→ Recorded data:
— BEGIN —
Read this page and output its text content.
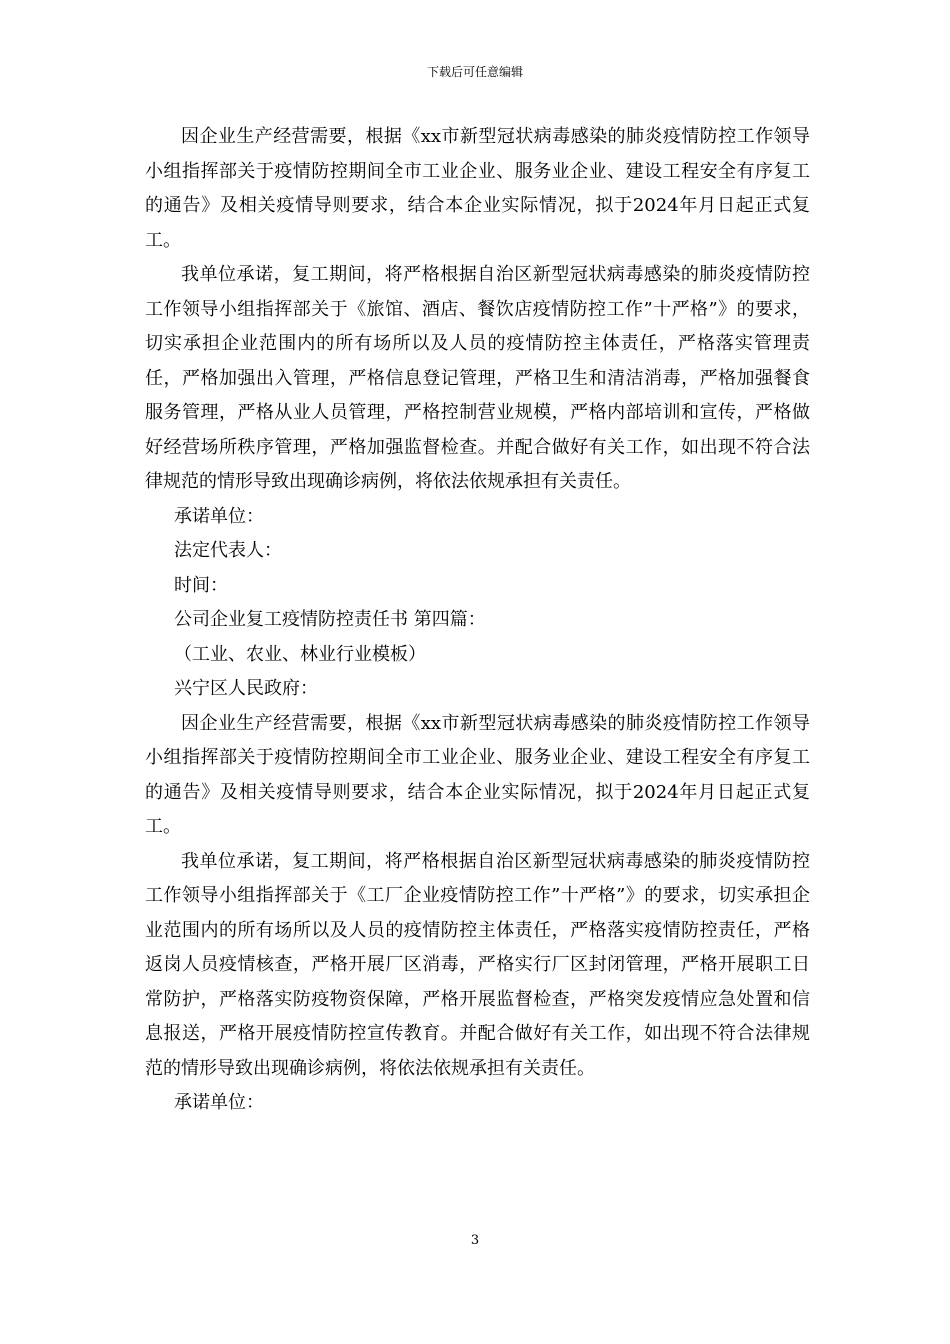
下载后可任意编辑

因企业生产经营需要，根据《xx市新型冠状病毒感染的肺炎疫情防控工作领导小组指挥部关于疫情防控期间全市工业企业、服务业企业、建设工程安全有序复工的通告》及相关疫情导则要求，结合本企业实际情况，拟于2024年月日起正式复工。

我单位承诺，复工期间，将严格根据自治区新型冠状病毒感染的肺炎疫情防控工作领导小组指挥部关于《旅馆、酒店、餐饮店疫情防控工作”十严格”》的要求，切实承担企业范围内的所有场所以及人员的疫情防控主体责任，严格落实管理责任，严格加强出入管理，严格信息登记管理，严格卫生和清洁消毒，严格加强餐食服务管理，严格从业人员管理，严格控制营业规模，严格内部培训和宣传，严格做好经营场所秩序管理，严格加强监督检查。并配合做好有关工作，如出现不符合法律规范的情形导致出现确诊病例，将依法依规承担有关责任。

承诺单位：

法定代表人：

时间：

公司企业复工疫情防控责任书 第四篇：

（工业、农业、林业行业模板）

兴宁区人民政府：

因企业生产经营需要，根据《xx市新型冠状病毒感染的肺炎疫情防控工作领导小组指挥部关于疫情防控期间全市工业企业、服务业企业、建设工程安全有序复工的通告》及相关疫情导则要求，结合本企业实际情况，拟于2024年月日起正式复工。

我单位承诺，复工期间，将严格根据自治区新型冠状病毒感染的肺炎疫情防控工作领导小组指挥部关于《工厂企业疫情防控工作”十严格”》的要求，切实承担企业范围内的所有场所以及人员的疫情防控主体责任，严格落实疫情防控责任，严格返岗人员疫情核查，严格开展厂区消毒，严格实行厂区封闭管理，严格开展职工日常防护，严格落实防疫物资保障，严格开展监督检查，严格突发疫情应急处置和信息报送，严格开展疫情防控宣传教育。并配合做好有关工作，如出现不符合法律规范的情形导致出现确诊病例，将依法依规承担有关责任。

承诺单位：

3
— END —
→ WRITTEN INSTRUCTION: Reproduce all of the material above word for word. Omit the pictures.

→ COMPLETED TASK:
Read this page and output its text content.
下载后可任意编辑

因企业生产经营需要，根据《xx市新型冠状病毒感染的肺炎疫情防控工作领导小组指挥部关于疫情防控期间全市工业企业、服务业企业、建设工程安全有序复工的通告》及相关疫情导则要求，结合本企业实际情况，拟于2024年月日起正式复工。

我单位承诺，复工期间，将严格根据自治区新型冠状病毒感染的肺炎疫情防控工作领导小组指挥部关于《旅馆、酒店、餐饮店疫情防控工作”十严格”》的要求，切实承担企业范围内的所有场所以及人员的疫情防控主体责任，严格落实管理责任，严格加强出入管理，严格信息登记管理，严格卫生和清洁消毒，严格加强餐食服务管理，严格从业人员管理，严格控制营业规模，严格内部培训和宣传，严格做好经营场所秩序管理，严格加强监督检查。并配合做好有关工作，如出现不符合法律规范的情形导致出现确诊病例，将依法依规承担有关责任。

承诺单位：

法定代表人：

时间：

公司企业复工疫情防控责任书 第四篇：

（工业、农业、林业行业模板）

兴宁区人民政府：

因企业生产经营需要，根据《xx市新型冠状病毒感染的肺炎疫情防控工作领导小组指挥部关于疫情防控期间全市工业企业、服务业企业、建设工程安全有序复工的通告》及相关疫情导则要求，结合本企业实际情况，拟于2024年月日起正式复工。

我单位承诺，复工期间，将严格根据自治区新型冠状病毒感染的肺炎疫情防控工作领导小组指挥部关于《工厂企业疫情防控工作”十严格”》的要求，切实承担企业范围内的所有场所以及人员的疫情防控主体责任，严格落实疫情防控责任，严格返岗人员疫情核查，严格开展厂区消毒，严格实行厂区封闭管理，严格开展职工日常防护，严格落实防疫物资保障，严格开展监督检查，严格突发疫情应急处置和信息报送，严格开展疫情防控宣传教育。并配合做好有关工作，如出现不符合法律规范的情形导致出现确诊病例，将依法依规承担有关责任。

承诺单位：

3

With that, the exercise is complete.